##### Material for the task #####

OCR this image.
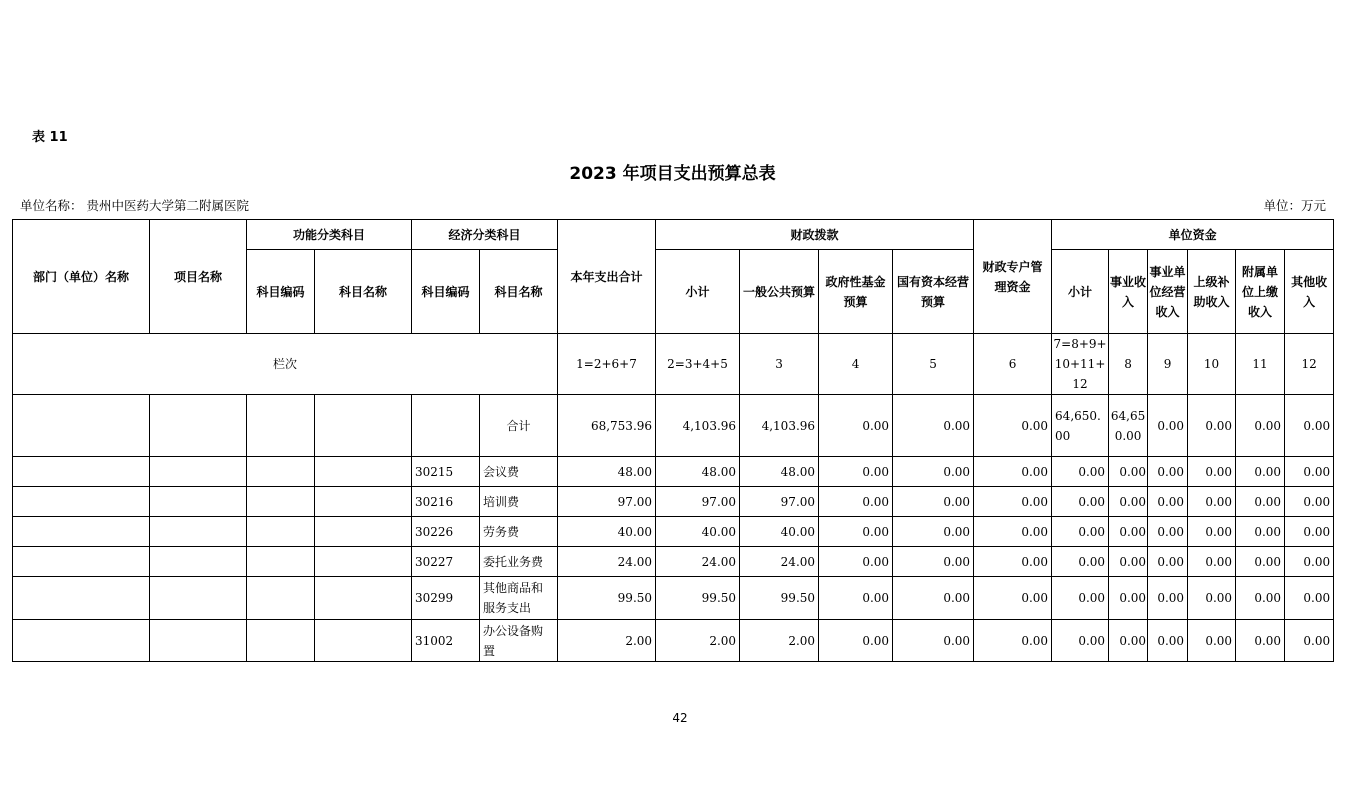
表 11
2023 年项目支出预算总表
单位名称： 贵州中医药大学第二附属医院	单位：万元
部门（单位）名称	项目名称	功能分类科目		经济分类科目		本年支出合计	财政拨款				财政专户管理资金	单位资金					
		科目编码	科目名称	科目编码	科目名称		小计	一般公共预算	政府性基金预算	国有资本经营预算		小计	事业收入	事业单位经营收入	上级补助收入	附属单位上缴收入	其他收入
栏次						1=2+6+7	2=3+4+5	3	4	5	6	7=8+9+10+11+12	8	9	10	11	12
					合计	68,753.96	4,103.96	4,103.96	0.00	0.00	0.00	64,650.00	64,650.00	0.00	0.00	0.00	0.00
				30215	会议费	48.00	48.00	48.00	0.00	0.00	0.00	0.00	0.00	0.00	0.00	0.00	0.00
				30216	培训费	97.00	97.00	97.00	0.00	0.00	0.00	0.00	0.00	0.00	0.00	0.00	0.00
				30226	劳务费	40.00	40.00	40.00	0.00	0.00	0.00	0.00	0.00	0.00	0.00	0.00	0.00
				30227	委托业务费	24.00	24.00	24.00	0.00	0.00	0.00	0.00	0.00	0.00	0.00	0.00	0.00
				30299	其他商品和服务支出	99.50	99.50	99.50	0.00	0.00	0.00	0.00	0.00	0.00	0.00	0.00	0.00
				31002	办公设备购置	2.00	2.00	2.00	0.00	0.00	0.00	0.00	0.00	0.00	0.00	0.00	0.00
42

#####

## Set problem
Quote the entries in full. Any image among them is to be omitted from the copy.

## Final answer
OCR this image.
表 11
2023 年项目支出预算总表
单位名称： 贵州中医药大学第二附属医院	单位：万元
部门（单位）名称	项目名称	功能分类科目		经济分类科目		本年支出合计	财政拨款				财政专户管理资金	单位资金					
		科目编码	科目名称	科目编码	科目名称		小计	一般公共预算	政府性基金预算	国有资本经营预算		小计	事业收入	事业单位经营收入	上级补助收入	附属单位上缴收入	其他收入
栏次						1=2+6+7	2=3+4+5	3	4	5	6	7=8+9+10+11+12	8	9	10	11	12
					合计	68,753.96	4,103.96	4,103.96	0.00	0.00	0.00	64,650.00	64,650.00	0.00	0.00	0.00	0.00
				30215	会议费	48.00	48.00	48.00	0.00	0.00	0.00	0.00	0.00	0.00	0.00	0.00	0.00
				30216	培训费	97.00	97.00	97.00	0.00	0.00	0.00	0.00	0.00	0.00	0.00	0.00	0.00
				30226	劳务费	40.00	40.00	40.00	0.00	0.00	0.00	0.00	0.00	0.00	0.00	0.00	0.00
				30227	委托业务费	24.00	24.00	24.00	0.00	0.00	0.00	0.00	0.00	0.00	0.00	0.00	0.00
				30299	其他商品和服务支出	99.50	99.50	99.50	0.00	0.00	0.00	0.00	0.00	0.00	0.00	0.00	0.00
				31002	办公设备购置	2.00	2.00	2.00	0.00	0.00	0.00	0.00	0.00	0.00	0.00	0.00	0.00
42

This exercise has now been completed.